+++ Supplied data

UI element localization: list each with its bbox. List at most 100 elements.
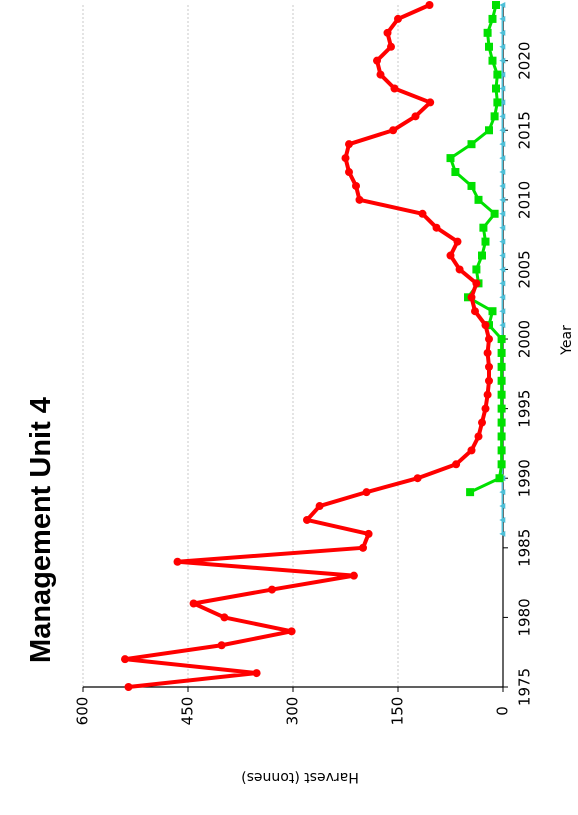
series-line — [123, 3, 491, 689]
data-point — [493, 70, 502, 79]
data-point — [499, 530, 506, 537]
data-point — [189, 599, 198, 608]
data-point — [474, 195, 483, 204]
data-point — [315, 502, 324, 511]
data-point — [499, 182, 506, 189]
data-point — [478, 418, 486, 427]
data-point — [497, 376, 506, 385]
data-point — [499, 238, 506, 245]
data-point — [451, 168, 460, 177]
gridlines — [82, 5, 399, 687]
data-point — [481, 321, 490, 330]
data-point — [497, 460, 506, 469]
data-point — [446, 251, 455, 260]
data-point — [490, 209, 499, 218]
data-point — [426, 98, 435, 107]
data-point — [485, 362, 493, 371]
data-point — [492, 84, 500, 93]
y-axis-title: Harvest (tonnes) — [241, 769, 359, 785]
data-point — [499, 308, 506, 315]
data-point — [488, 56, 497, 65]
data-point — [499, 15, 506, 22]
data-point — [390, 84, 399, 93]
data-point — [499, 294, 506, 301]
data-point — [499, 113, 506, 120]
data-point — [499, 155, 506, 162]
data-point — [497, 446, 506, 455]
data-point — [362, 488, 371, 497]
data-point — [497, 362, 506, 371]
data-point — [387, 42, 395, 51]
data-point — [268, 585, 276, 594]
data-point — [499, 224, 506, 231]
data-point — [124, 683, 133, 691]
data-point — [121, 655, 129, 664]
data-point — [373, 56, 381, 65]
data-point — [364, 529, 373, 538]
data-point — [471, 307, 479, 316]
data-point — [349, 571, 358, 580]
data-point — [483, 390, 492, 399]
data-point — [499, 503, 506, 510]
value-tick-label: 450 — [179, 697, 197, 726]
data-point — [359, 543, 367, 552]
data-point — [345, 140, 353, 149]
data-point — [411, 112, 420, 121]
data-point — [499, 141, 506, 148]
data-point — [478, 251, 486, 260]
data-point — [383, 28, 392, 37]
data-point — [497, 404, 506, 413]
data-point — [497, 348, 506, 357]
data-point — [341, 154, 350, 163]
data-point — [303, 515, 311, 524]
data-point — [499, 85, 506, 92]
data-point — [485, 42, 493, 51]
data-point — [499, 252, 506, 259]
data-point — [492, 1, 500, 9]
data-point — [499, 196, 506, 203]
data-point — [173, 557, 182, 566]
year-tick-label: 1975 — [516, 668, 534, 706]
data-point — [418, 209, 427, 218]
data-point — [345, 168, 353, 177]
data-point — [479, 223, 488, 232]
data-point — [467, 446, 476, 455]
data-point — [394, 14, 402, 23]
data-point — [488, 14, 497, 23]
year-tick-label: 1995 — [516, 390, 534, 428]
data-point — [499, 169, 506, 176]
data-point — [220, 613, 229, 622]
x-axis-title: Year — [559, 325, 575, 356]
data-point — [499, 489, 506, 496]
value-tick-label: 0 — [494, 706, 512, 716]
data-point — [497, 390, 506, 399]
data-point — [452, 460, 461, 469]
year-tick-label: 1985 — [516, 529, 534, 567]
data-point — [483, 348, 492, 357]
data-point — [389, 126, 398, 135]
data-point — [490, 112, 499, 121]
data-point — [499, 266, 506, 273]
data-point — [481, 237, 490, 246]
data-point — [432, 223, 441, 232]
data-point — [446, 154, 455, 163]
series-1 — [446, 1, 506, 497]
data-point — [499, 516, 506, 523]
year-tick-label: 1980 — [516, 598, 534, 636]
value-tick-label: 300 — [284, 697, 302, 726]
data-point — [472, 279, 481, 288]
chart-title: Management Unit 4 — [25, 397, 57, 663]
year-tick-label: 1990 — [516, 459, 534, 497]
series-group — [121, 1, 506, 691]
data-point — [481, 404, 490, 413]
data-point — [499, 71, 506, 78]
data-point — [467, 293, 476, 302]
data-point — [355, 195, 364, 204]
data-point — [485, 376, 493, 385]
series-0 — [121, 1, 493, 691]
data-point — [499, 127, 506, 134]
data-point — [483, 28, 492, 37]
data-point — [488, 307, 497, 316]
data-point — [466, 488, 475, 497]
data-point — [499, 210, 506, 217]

++++++

What you will do: Swap "Harvest" for "Catch" in everything from the line with "series-line — [123, 3, 491, 689]" down to the line with "data-point — [345, 140, 353, 149]", changing nothing else. Return only those lines.

Final result:
series-line — [123, 3, 491, 689]
data-point — [493, 70, 502, 79]
data-point — [499, 530, 506, 537]
data-point — [189, 599, 198, 608]
data-point — [474, 195, 483, 204]
data-point — [315, 502, 324, 511]
data-point — [499, 182, 506, 189]
data-point — [478, 418, 486, 427]
data-point — [497, 376, 506, 385]
data-point — [499, 238, 506, 245]
data-point — [451, 168, 460, 177]
gridlines — [82, 5, 399, 687]
data-point — [481, 321, 490, 330]
data-point — [497, 460, 506, 469]
data-point — [446, 251, 455, 260]
data-point — [490, 209, 499, 218]
data-point — [426, 98, 435, 107]
data-point — [485, 362, 493, 371]
data-point — [492, 84, 500, 93]
y-axis-title: Catch (tonnes) — [241, 769, 359, 785]
data-point — [499, 308, 506, 315]
data-point — [488, 56, 497, 65]
data-point — [499, 15, 506, 22]
data-point — [390, 84, 399, 93]
data-point — [499, 294, 506, 301]
data-point — [499, 113, 506, 120]
data-point — [499, 155, 506, 162]
data-point — [497, 446, 506, 455]
data-point — [362, 488, 371, 497]
data-point — [497, 362, 506, 371]
data-point — [387, 42, 395, 51]
data-point — [268, 585, 276, 594]
data-point — [499, 224, 506, 231]
data-point — [124, 683, 133, 691]
data-point — [121, 655, 129, 664]
data-point — [373, 56, 381, 65]
data-point — [364, 529, 373, 538]
data-point — [471, 307, 479, 316]
data-point — [349, 571, 358, 580]
data-point — [483, 390, 492, 399]
data-point — [499, 503, 506, 510]
value-tick-label: 450 — [179, 697, 197, 726]
data-point — [359, 543, 367, 552]
data-point — [345, 140, 353, 149]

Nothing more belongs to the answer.